**** Stored rows
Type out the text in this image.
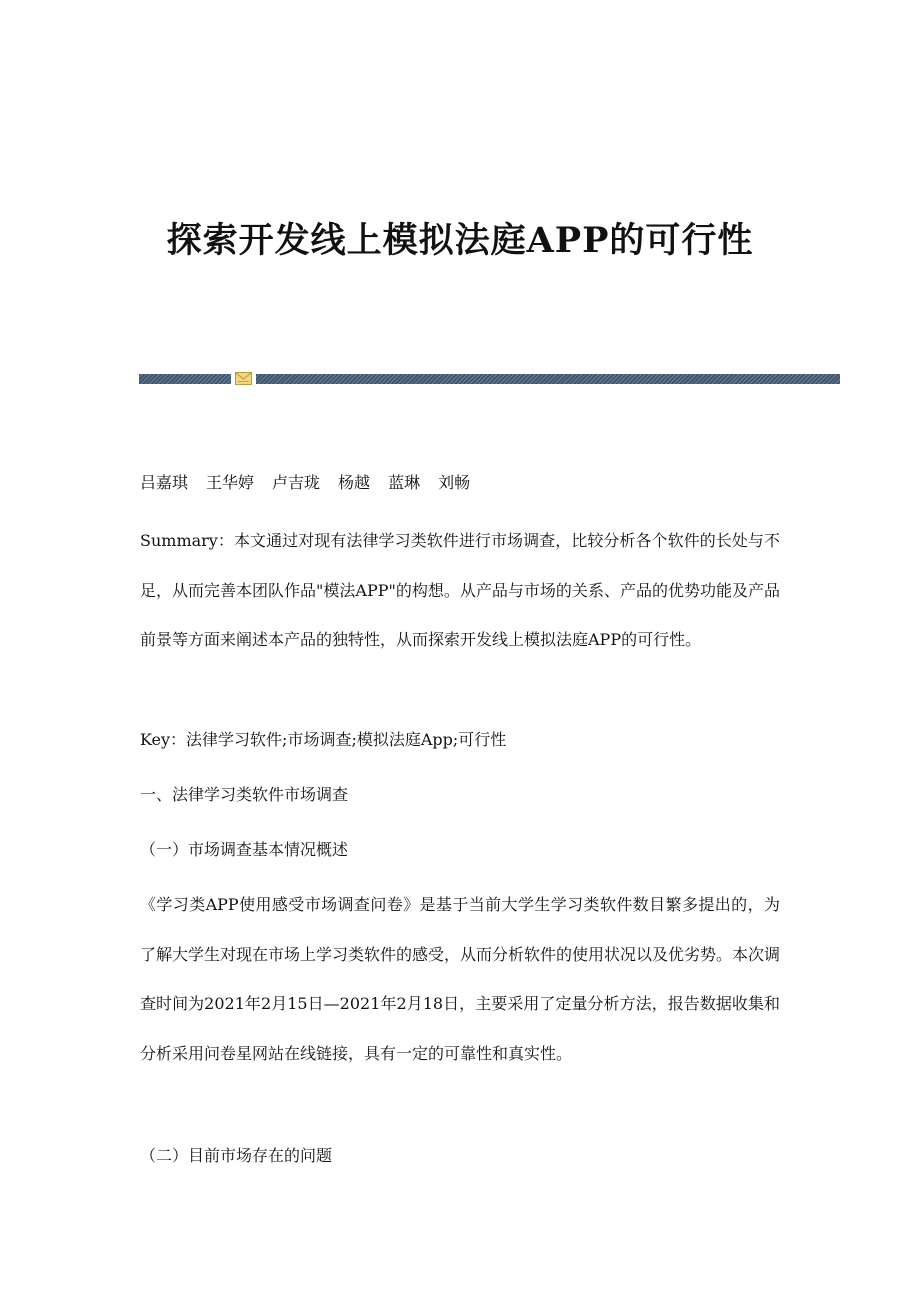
探索开发线上模拟法庭APP的可行性
吕嘉琪 王华婷 卢吉珑 杨越 蓝琳 刘畅

Summary：本文通过对现有法律学习类软件进行市场调查，比较分析各个软件的长处与不足，从而完善本团队作品"模法APP"的构想。从产品与市场的关系、产品的优势功能及产品前景等方面来阐述本产品的独特性，从而探索开发线上模拟法庭APP的可行性。

Key：法律学习软件;市场调查;模拟法庭App;可行性

一、法律学习类软件市场调查

（一）市场调查基本情况概述

《学习类APP使用感受市场调查问卷》是基于当前大学生学习类软件数目繁多提出的，为了解大学生对现在市场上学习类软件的感受，从而分析软件的使用状况以及优劣势。本次调查时间为2021年2月15日—2021年2月18日，主要采用了定量分析方法，报告数据收集和分析采用问卷星网站在线链接，具有一定的可靠性和真实性。

（二）目前市场存在的问题
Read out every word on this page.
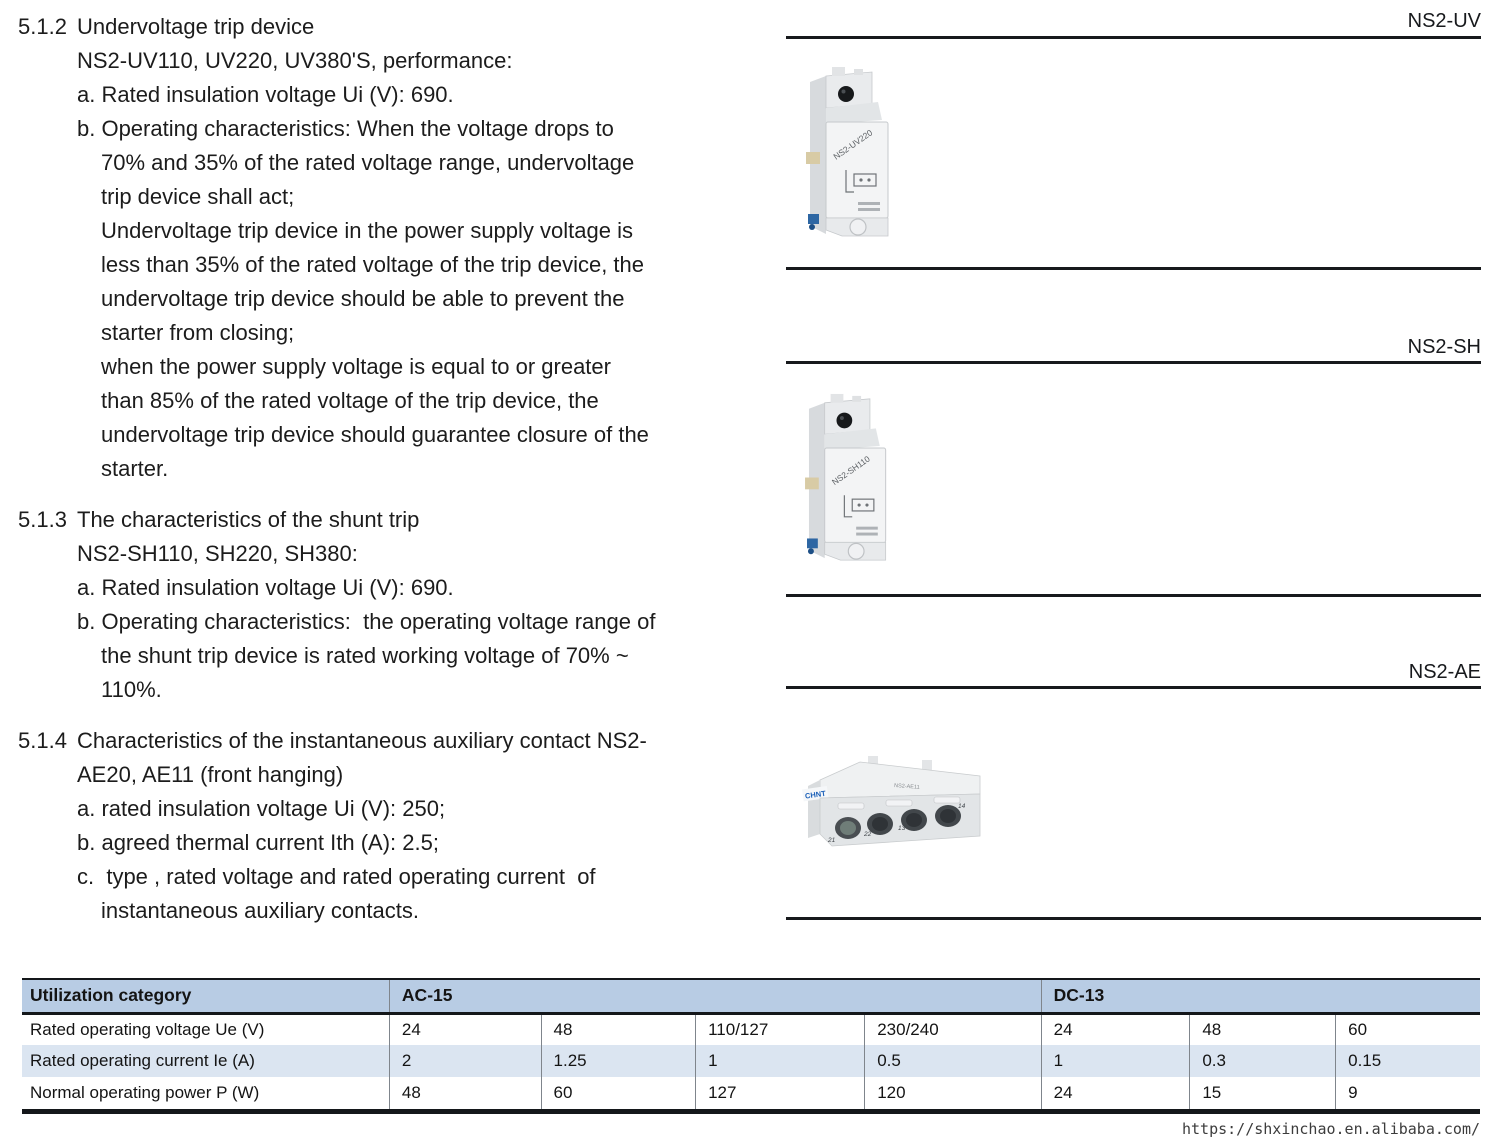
5.1.2 Undervoltage trip device
NS2-UV110, UV220, UV380'S, performance:
a. Rated insulation voltage Ui (V): 690.
b. Operating characteristics: When the voltage drops to
70% and 35% of the rated voltage range, undervoltage
trip device shall act;
Undervoltage trip device in the power supply voltage is
less than 35% of the rated voltage of the trip device, the
undervoltage trip device should be able to prevent the
starter from closing;
when the power supply voltage is equal to or greater
than 85% of the rated voltage of the trip device, the
undervoltage trip device should guarantee closure of the
starter.
5.1.3 The characteristics of the shunt trip
NS2-SH110, SH220, SH380:
a. Rated insulation voltage Ui (V): 690.
b. Operating characteristics:  the operating voltage range of
the shunt trip device is rated working voltage of 70% ~
110%.
5.1.4 Characteristics of the instantaneous auxiliary contact NS2-
AE20, AE11 (front hanging)
a. rated insulation voltage Ui (V): 250;
b. agreed thermal current Ith (A): 2.5;
c.  type , rated voltage and rated operating current  of
instantaneous auxiliary contacts.
NS2-UV
NS2-UV220
NS2-SH
NS2-SH110
NS2-AE
CHNT
NS2-AE11
21
22
13
14
Utilization category	AC-15				DC-13		
Rated operating voltage Ue (V)	24	48	110/127	230/240	24	48	60
Rated operating current Ie (A)	2	1.25	1	0.5	1	0.3	0.15
Normal operating power P (W)	48	60	127	120	24	15	9
https://shxinchao.en.alibaba.com/
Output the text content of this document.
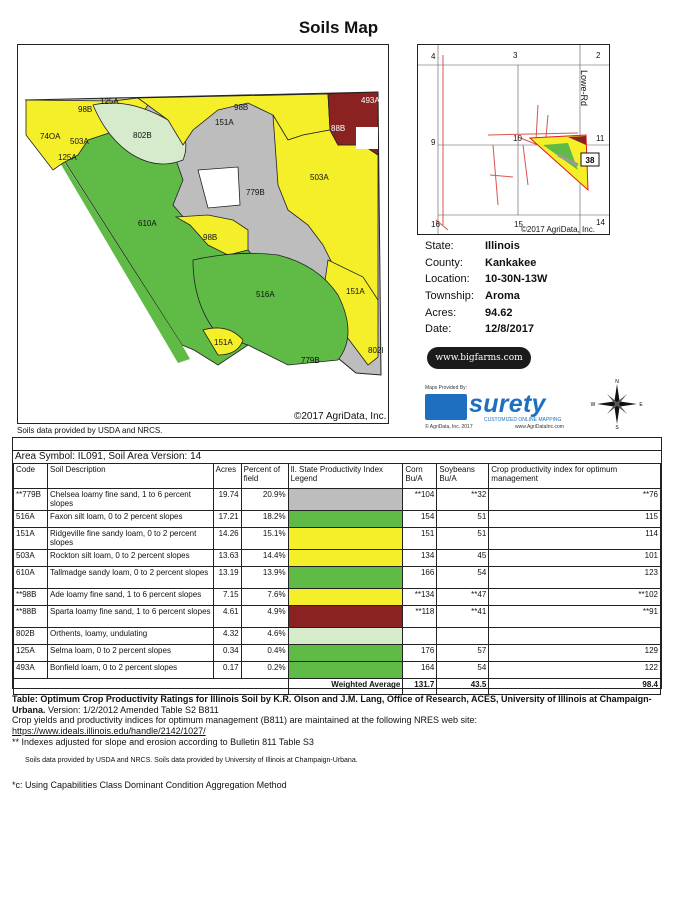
Soils Map
125A
98B
74OA
503A
125A
802B
98B
151A
88B
493A
779B
503A
610A
98B
516A	151A
151A
779B
802I
©2017 AgriData, Inc.
Soils data provided by USDA and NRCS.
4	3	2
9	10	11
16	15	14
Lowe-Rd
©2017 AgriData, Inc.
38
State:	Illinois
County:	Kankakee
Location:	10-30N-13W
Township:	Aroma
Acres:	94.62
Date:	12/8/2017
www.bigfarms.com
Maps Provided By:
surety
CUSTOMIZED ONLINE MAPPING
© AgriData, Inc. 2017	www.AgriDataInc.com
N
S
E
W
Area Symbol: IL091, Soil Area Version: 14
Code	Soil Description	Acres	Percent of field	Il. State Productivity Index Legend	Corn Bu/A	Soybeans Bu/A	Crop productivity index for optimum management
**779B	Chelsea loamy fine sand, 1 to 6 percent slopes	19.74	20.9%		**104	**32	**76
516A	Faxon silt loam, 0 to 2 percent slopes	17.21	18.2%		154	51	115
151A	Ridgeville fine sandy loam, 0 to 2 percent slopes	14.26	15.1%		151	51	114
503A	Rockton silt loam, 0 to 2 percent slopes	13.63	14.4%		134	45	101
610A	Tallmadge sandy loam, 0 to 2 percent slopes	13.19	13.9%		166	54	123
**98B	Ade loamy fine sand, 1 to 6 percent slopes	7.15	7.6%		**134	**47	**102
**88B	Sparta loamy fine sand, 1 to 6 percent slopes	4.61	4.9%		**118	**41	**91
802B	Orthents, loamy, undulating	4.32	4.6%	

125A	Selma loam, 0 to 2 percent slopes	0.34	0.4%		176	57	129
493A	Bonfield loam, 0 to 2 percent slopes	0.17	0.2%		164	54	122
				Weighted Average	131.7	43.5	98.4
Table: Optimum Crop Productivity Ratings for Illinois Soil by K.R. Olson and J.M. Lang, Office of Research, ACES, University of Illinois at Champaign-Urbana. Version: 1/2/2012 Amended Table S2 B811
Crop yields and productivity indices for optimum management (B811) are maintained at the following NRES web site:
https://www.ideals.illinois.edu/handle/2142/1027/
** Indexes adjusted for slope and erosion according to Bulletin 811 Table S3
Soils data provided by USDA and NRCS. Soils data provided by University of Illinois at Champaign-Urbana.
*c: Using Capabilities Class Dominant Condition Aggregation Method
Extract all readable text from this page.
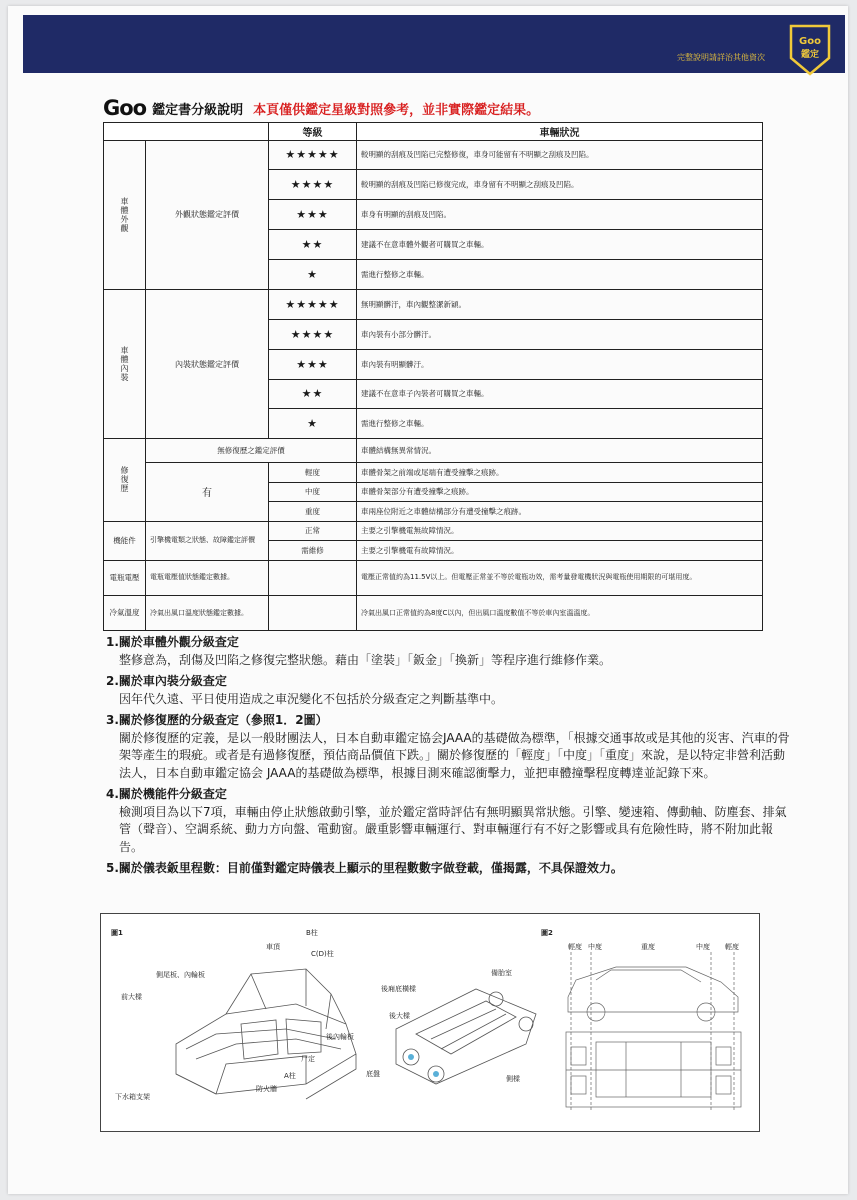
完整說明請詳治其他資次
Goo
鑑定
Goo 鑑定書分級說明 本頁僅供鑑定星級對照參考，並非實際鑑定結果。
		等級	車輛狀況
車體外觀	外觀狀態鑑定評價	★★★★★	較明顯的刮痕及凹陷已完整修復，車身可能留有不明顯之刮痕及凹陷。
		★★★★	較明顯的刮痕及凹陷已修復完成，車身留有不明顯之刮痕及凹陷。
		★★★	車身有明顯的刮痕及凹陷。
		★★	建議不在意車體外觀者可購買之車輛。
		★	需進行整修之車輛。
車體內裝	內裝狀態鑑定評價	★★★★★	無明顯髒汙，車內觀整潔新穎。
		★★★★	車內裝有小部分髒汙。
		★★★	車內裝有明顯髒汙。
		★★	建議不在意車子內裝者可購買之車輛。
		★	需進行整修之車輛。
修復歷	無修復歷之鑑定評價		車體結構無異常情況。
	有	輕度	車體骨架之前端或尾端有遭受撞擊之痕跡。
		中度	車體骨架部分有遭受撞擊之痕跡。
		重度	車兩座位附近之車體結構部分有遭受撞擊之痕跡。
機能件	引擎機電類之狀態、故障鑑定評價	正常	主要之引擎機電無故障情況。
		需維修	主要之引擎機電有故障情況。
電瓶電壓	電瓶電壓值狀態鑑定數據。		電壓正常值約為11.5V以上。但電壓正常並不等於電瓶功效，需考量發電機狀況與電瓶使用期限的可堪用度。
冷氣溫度	冷氣出風口溫度狀態鑑定數據。		冷氣出風口正常值約為8度C以內，但出風口溫度數值不等於車內室溫溫度。
1.關於車體外觀分級查定
整修意為，刮傷及凹陷之修復完整狀態。藉由「塗裝」「鈑金」「換新」等程序進行維修作業。
2.關於車內裝分級查定
因年代久遠、平日使用造成之車況變化不包括於分級查定之判斷基準中。
3.關於修復歷的分級查定（參照1．2圖）
關於修復歷的定義，是以一般財團法人，日本自動車鑑定協会JAAA的基礎做為標準，「根據交通事故或是其他的災害、汽車的骨架等產生的瑕疵。或者是有過修復歷，預估商品價值下跌。」關於修復歷的「輕度」「中度」「重度」來說，是以特定非營利活動法人，日本自動車鑑定協会 JAAA的基礎做為標準，根據目測來確認衝擊力，並把車體撞擊程度轉達並記錄下來。
4.關於機能件分級查定
檢測項目為以下7項，車輛由停止狀態啟動引擎，並於鑑定當時評估有無明顯異常狀態。引擎、變速箱、傳動軸、防塵套、排氣管（聲音）、空調系統、動力方向盤、電動窗。嚴重影響車輛運行、對車輛運行有不好之影響或具有危險性時，將不附加此報告。
5.關於儀表鈑里程數：目前僅對鑑定時儀表上顯示的里程數數字做登載，僅揭露，不具保證效力。
圖1	B柱
車頂
C(D)柱
側尾板、內輪板
前大樑
後內輪板
尸定
A柱
防火牆
下水箱支架
後廂底橫樑
備胎室
後大樑
底盤
側樑
圖2
輕度 中度	重度	中度 輕度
********
Task to carry out:
Without the images, write out each line of the data verbatim.

Correct response:
Type out the text in this image.
探索开发线上模拟法庭APP的可行性
吕嘉琪 王华婷 卢吉珑 杨越 蓝琳 刘畅

Summary：本文通过对现有法律学习类软件进行市场调查，比较分析各个软件的长处与不足，从而完善本团队作品"模法APP"的构想。从产品与市场的关系、产品的优势功能及产品前景等方面来阐述本产品的独特性，从而探索开发线上模拟法庭APP的可行性。

Key：法律学习软件;市场调查;模拟法庭App;可行性

一、法律学习类软件市场调查

（一）市场调查基本情况概述

《学习类APP使用感受市场调查问卷》是基于当前大学生学习类软件数目繁多提出的，为了解大学生对现在市场上学习类软件的感受，从而分析软件的使用状况以及优劣势。本次调查时间为2021年2月15日—2021年2月18日，主要采用了定量分析方法，报告数据收集和分析采用问卷星网站在线链接，具有一定的可靠性和真实性。

（二）目前市场存在的问题
Read out every word on this page.
5.1.2 Undervoltage trip device
NS2-UV110, UV220, UV380'S, performance:
a. Rated insulation voltage Ui (V): 690.
b. Operating characteristics: When the voltage drops to
70% and 35% of the rated voltage range, undervoltage
trip device shall act;
Undervoltage trip device in the power supply voltage is
less than 35% of the rated voltage of the trip device, the
undervoltage trip device should be able to prevent the
starter from closing;
when the power supply voltage is equal to or greater
than 85% of the rated voltage of the trip device, the
undervoltage trip device should guarantee closure of the
starter.
5.1.3 The characteristics of the shunt trip
NS2-SH110, SH220, SH380:
a. Rated insulation voltage Ui (V): 690.
b. Operating characteristics:  the operating voltage range of
the shunt trip device is rated working voltage of 70% ~
110%.
5.1.4 Characteristics of the instantaneous auxiliary contact NS2-
AE20, AE11 (front hanging)
a. rated insulation voltage Ui (V): 250;
b. agreed thermal current Ith (A): 2.5;
c.  type , rated voltage and rated operating current  of
instantaneous auxiliary contacts.
NS2-UV
NS2-UV220
NS2-SH
NS2-SH110
NS2-AE
CHNT
NS2-AE11
21
22
13
14
Utilization category	AC-15				DC-13		
Rated operating voltage Ue (V)	24	48	110/127	230/240	24	48	60
Rated operating current Ie (A)	2	1.25	1	0.5	1	0.3	0.15
Normal operating power P (W)	48	60	127	120	24	15	9
https://shxinchao.en.alibaba.com/
Output the text content of this document.
Soils Map
125A
98B
74OA
503A
125A
802B
98B
151A
88B
493A
779B
503A
610A
98B
516A	151A
151A
779B
802I
©2017 AgriData, Inc.
Soils data provided by USDA and NRCS.
4	3	2
9	10	11
16	15	14
Lowe-Rd
©2017 AgriData, Inc.
38
State:	Illinois
County:	Kankakee
Location:	10-30N-13W
Township:	Aroma
Acres:	94.62
Date:	12/8/2017
www.bigfarms.com
Maps Provided By:
surety
CUSTOMIZED ONLINE MAPPING
© AgriData, Inc. 2017	www.AgriDataInc.com
N
S
E
W
Area Symbol: IL091, Soil Area Version: 14
Code	Soil Description	Acres	Percent of field	Il. State Productivity Index Legend	Corn Bu/A	Soybeans Bu/A	Crop productivity index for optimum management
**779B	Chelsea loamy fine sand, 1 to 6 percent slopes	19.74	20.9%		**104	**32	**76
516A	Faxon silt loam, 0 to 2 percent slopes	17.21	18.2%		154	51	115
151A	Ridgeville fine sandy loam, 0 to 2 percent slopes	14.26	15.1%		151	51	114
503A	Rockton silt loam, 0 to 2 percent slopes	13.63	14.4%		134	45	101
610A	Tallmadge sandy loam, 0 to 2 percent slopes	13.19	13.9%		166	54	123
**98B	Ade loamy fine sand, 1 to 6 percent slopes	7.15	7.6%		**134	**47	**102
**88B	Sparta loamy fine sand, 1 to 6 percent slopes	4.61	4.9%		**118	**41	**91
802B	Orthents, loamy, undulating	4.32	4.6%	

125A	Selma loam, 0 to 2 percent slopes	0.34	0.4%		176	57	129
493A	Bonfield loam, 0 to 2 percent slopes	0.17	0.2%		164	54	122
				Weighted Average	131.7	43.5	98.4
Table: Optimum Crop Productivity Ratings for Illinois Soil by K.R. Olson and J.M. Lang, Office of Research, ACES, University of Illinois at Champaign-Urbana. Version: 1/2/2012 Amended Table S2 B811
Crop yields and productivity indices for optimum management (B811) are maintained at the following NRES web site:
https://www.ideals.illinois.edu/handle/2142/1027/
** Indexes adjusted for slope and erosion according to Bulletin 811 Table S3
Soils data provided by USDA and NRCS. Soils data provided by University of Illinois at Champaign-Urbana.
*c: Using Capabilities Class Dominant Condition Aggregation Method
Extract all readable text from this page.
完整說明請詳治其他資次
Goo
鑑定
Goo 鑑定書分級說明 本頁僅供鑑定星級對照參考，並非實際鑑定結果。
		等級	車輛狀況
車體外觀	外觀狀態鑑定評價	★★★★★	較明顯的刮痕及凹陷已完整修復，車身可能留有不明顯之刮痕及凹陷。
		★★★★	較明顯的刮痕及凹陷已修復完成，車身留有不明顯之刮痕及凹陷。
		★★★	車身有明顯的刮痕及凹陷。
		★★	建議不在意車體外觀者可購買之車輛。
		★	需進行整修之車輛。
車體內裝	內裝狀態鑑定評價	★★★★★	無明顯髒汙，車內觀整潔新穎。
		★★★★	車內裝有小部分髒汙。
		★★★	車內裝有明顯髒汙。
		★★	建議不在意車子內裝者可購買之車輛。
		★	需進行整修之車輛。
修復歷	無修復歷之鑑定評價		車體結構無異常情況。
	有	輕度	車體骨架之前端或尾端有遭受撞擊之痕跡。
		中度	車體骨架部分有遭受撞擊之痕跡。
		重度	車兩座位附近之車體結構部分有遭受撞擊之痕跡。
機能件	引擎機電類之狀態、故障鑑定評價	正常	主要之引擎機電無故障情況。
		需維修	主要之引擎機電有故障情況。
電瓶電壓	電瓶電壓值狀態鑑定數據。		電壓正常值約為11.5V以上。但電壓正常並不等於電瓶功效，需考量發電機狀況與電瓶使用期限的可堪用度。
冷氣溫度	冷氣出風口溫度狀態鑑定數據。		冷氣出風口正常值約為8度C以內，但出風口溫度數值不等於車內室溫溫度。
1.關於車體外觀分級查定
整修意為，刮傷及凹陷之修復完整狀態。藉由「塗裝」「鈑金」「換新」等程序進行維修作業。
2.關於車內裝分級查定
因年代久遠、平日使用造成之車況變化不包括於分級查定之判斷基準中。
3.關於修復歷的分級查定（參照1．2圖）
關於修復歷的定義，是以一般財團法人，日本自動車鑑定協会JAAA的基礎做為標準，「根據交通事故或是其他的災害、汽車的骨架等產生的瑕疵。或者是有過修復歷，預估商品價值下跌。」關於修復歷的「輕度」「中度」「重度」來說，是以特定非營利活動法人，日本自動車鑑定協会 JAAA的基礎做為標準，根據目測來確認衝擊力，並把車體撞擊程度轉達並記錄下來。
4.關於機能件分級查定
檢測項目為以下7項，車輛由停止狀態啟動引擎，並於鑑定當時評估有無明顯異常狀態。引擎、變速箱、傳動軸、防塵套、排氣管（聲音）、空調系統、動力方向盤、電動窗。嚴重影響車輛運行、對車輛運行有不好之影響或具有危險性時，將不附加此報告。
5.關於儀表鈑里程數：目前僅對鑑定時儀表上顯示的里程數數字做登載，僅揭露，不具保證效力。
圖1	B柱
車頂
C(D)柱
側尾板、內輪板
前大樑
後內輪板
尸定
A柱
防火牆
下水箱支架
後廂底橫樑
備胎室
後大樑
底盤
側樑
圖2
輕度 中度	重度	中度 輕度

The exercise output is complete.